**TASK BRIEF:** Pull every line with the word "Create" out of the entries below.

**RECORDS SHOWN:**

[BEGIN]

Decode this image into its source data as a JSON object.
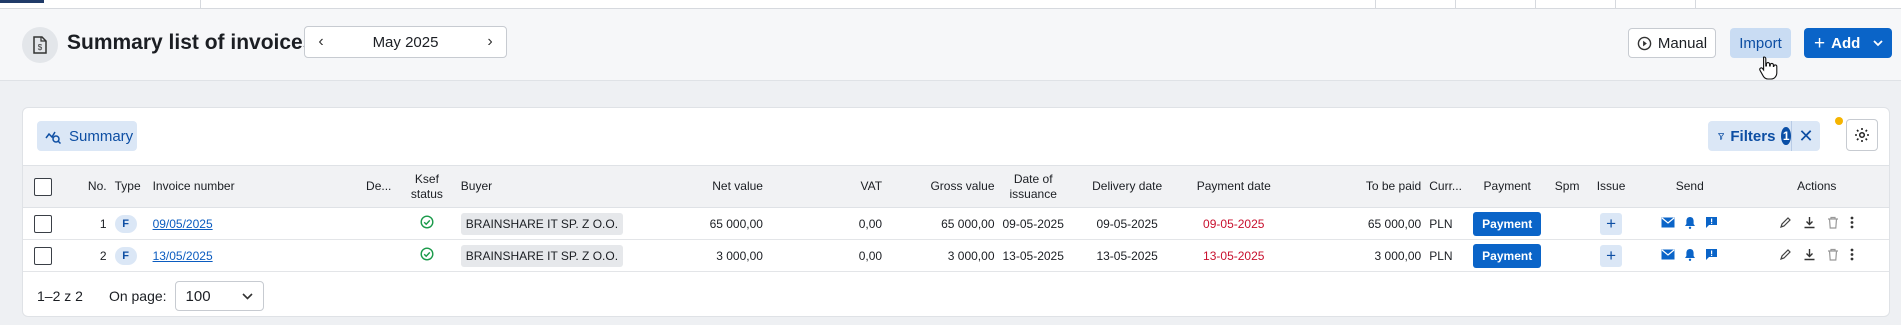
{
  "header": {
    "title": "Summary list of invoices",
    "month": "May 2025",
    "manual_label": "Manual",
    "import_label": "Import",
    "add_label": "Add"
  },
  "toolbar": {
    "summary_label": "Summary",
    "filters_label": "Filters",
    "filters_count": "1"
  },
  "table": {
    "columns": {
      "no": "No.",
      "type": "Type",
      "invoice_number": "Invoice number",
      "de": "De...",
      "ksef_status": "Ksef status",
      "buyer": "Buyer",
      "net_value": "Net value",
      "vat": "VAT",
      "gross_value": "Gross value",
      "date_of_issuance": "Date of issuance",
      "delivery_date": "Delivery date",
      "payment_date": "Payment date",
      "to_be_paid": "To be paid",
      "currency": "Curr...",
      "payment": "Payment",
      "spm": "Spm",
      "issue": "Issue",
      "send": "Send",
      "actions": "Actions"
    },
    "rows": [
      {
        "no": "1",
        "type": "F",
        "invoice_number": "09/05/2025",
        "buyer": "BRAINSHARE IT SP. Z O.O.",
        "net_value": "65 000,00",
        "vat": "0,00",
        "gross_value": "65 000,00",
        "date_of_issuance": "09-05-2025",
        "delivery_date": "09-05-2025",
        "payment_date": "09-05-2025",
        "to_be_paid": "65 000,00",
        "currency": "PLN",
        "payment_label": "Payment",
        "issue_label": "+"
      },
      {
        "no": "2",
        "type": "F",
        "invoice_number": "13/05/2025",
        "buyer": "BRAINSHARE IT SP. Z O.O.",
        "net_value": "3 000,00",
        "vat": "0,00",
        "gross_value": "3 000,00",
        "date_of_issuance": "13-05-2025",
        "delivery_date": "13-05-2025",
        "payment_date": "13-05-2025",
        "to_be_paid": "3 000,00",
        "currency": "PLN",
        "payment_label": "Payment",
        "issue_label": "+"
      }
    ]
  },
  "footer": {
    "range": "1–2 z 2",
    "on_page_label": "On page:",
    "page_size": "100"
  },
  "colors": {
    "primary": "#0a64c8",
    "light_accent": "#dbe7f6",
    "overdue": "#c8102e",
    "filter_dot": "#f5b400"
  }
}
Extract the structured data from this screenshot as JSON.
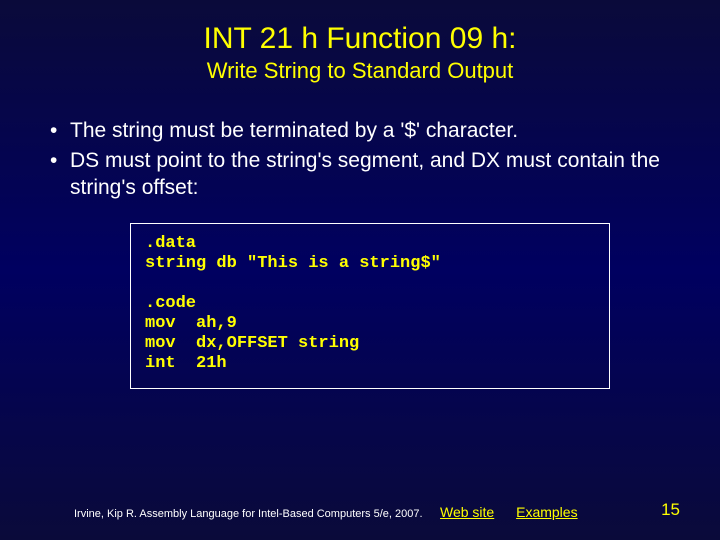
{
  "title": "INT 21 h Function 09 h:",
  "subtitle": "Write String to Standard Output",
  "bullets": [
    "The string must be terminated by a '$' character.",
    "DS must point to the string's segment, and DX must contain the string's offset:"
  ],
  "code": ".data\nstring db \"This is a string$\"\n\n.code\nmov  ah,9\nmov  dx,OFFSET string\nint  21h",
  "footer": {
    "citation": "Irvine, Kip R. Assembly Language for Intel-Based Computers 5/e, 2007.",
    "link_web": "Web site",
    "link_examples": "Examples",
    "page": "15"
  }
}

[END]
[BEGIN]

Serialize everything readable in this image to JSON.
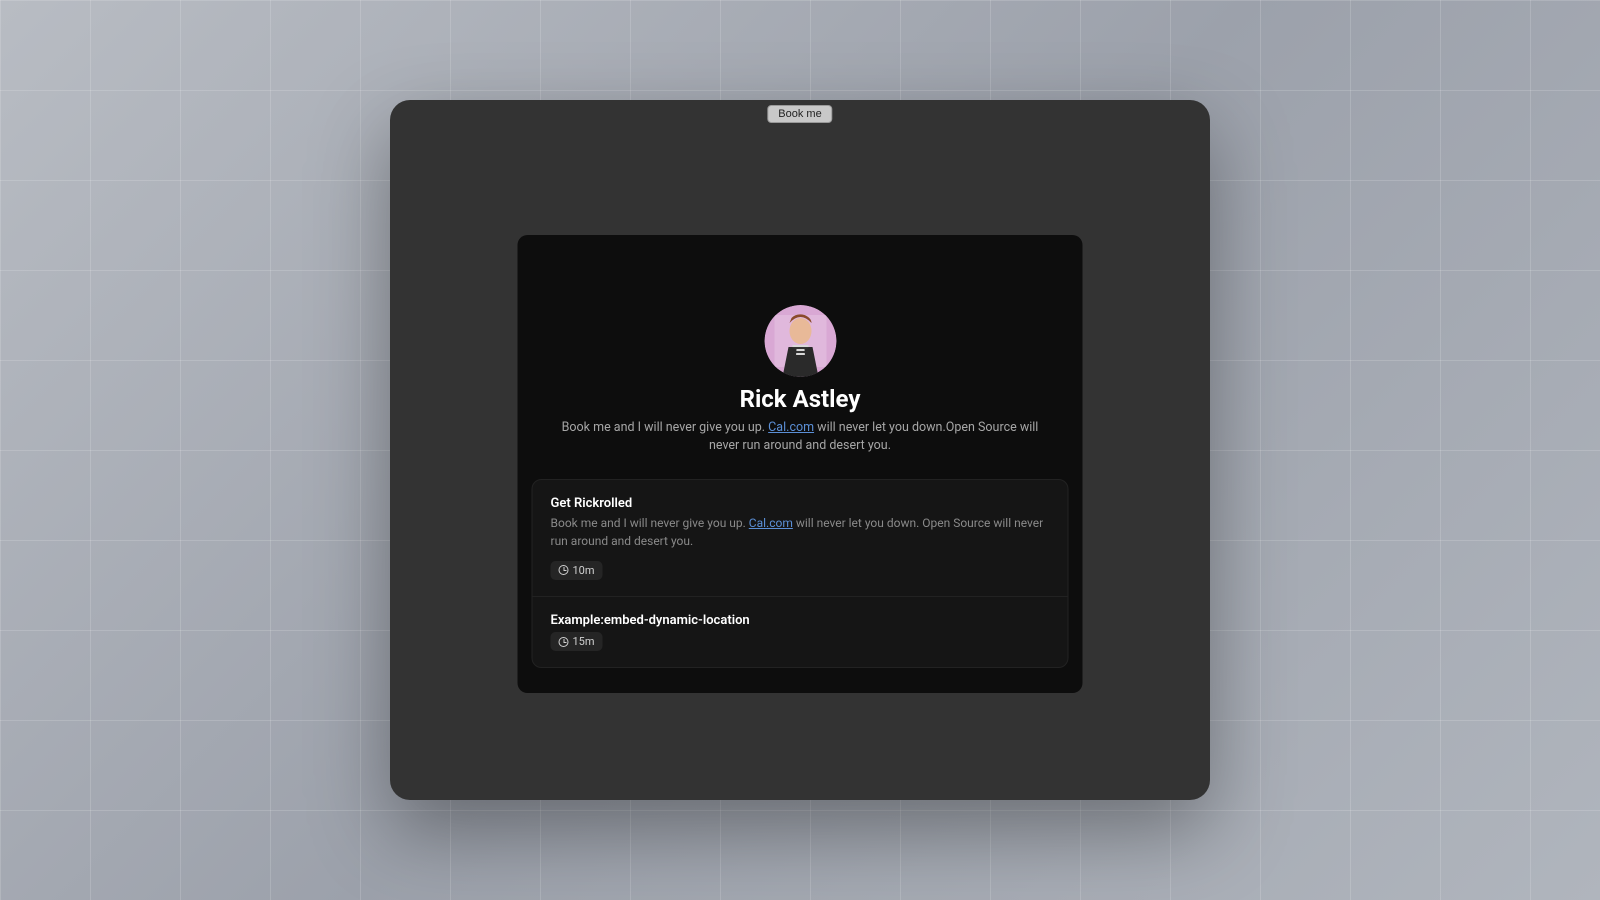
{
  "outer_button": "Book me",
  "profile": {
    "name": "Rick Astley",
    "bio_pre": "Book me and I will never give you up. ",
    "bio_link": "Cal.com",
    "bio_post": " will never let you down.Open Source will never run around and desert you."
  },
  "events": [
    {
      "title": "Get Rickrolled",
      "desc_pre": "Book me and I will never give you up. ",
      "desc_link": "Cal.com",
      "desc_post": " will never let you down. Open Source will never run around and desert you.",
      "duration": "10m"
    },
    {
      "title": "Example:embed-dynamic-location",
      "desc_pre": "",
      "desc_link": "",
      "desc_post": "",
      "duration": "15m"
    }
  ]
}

[END]
[BEGIN]

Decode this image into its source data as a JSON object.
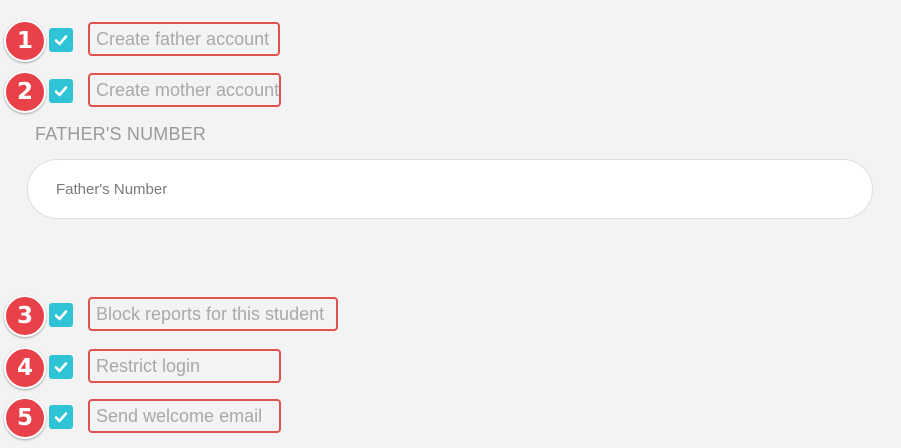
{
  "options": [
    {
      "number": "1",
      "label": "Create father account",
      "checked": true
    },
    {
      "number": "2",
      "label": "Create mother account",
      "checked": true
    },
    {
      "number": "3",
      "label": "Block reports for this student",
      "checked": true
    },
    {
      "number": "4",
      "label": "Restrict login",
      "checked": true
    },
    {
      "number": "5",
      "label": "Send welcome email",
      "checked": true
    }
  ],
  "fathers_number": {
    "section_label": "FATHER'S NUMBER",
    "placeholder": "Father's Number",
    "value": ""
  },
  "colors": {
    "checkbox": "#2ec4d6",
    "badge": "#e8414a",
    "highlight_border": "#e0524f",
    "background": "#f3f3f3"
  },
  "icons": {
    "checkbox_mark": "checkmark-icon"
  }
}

[END]

**OUTPUT OF THE EXERCISE:**
      "label": "Create father account",
      "label": "Create mother account",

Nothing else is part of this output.